[start of RECORDS SHOWN]

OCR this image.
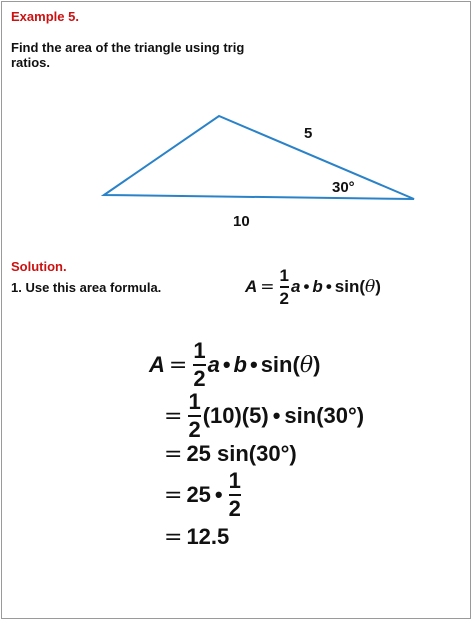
Example 5.
Find the area of the triangle using trig ratios.
5
30°
10
Solution.
1. Use this area formula.	A =
1
2
a • b • sin( θ )
A =
1
2
a • b • sin( θ )
=
1
2
(10)(5) • sin(30°)
= 25 sin(30°)
= 25 •
1
2
= 12.5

[end of RECORDS SHOWN]

▸ **PROBLEM REQUIREMENTS**:
Reproduce all of the entries word for word, skipping any pictures they hold.

▸ **ANSWER TO THE PROBLEM**:
OCR this image.
Example 5.
Find the area of the triangle using trig ratios.
5
30°
10
Solution.
1. Use this area formula.	A =
1
2
a • b • sin( θ )
A =
1
2
a • b • sin( θ )
=
1
2
(10)(5) • sin(30°)
= 25 sin(30°)
= 25 •
1
2
= 12.5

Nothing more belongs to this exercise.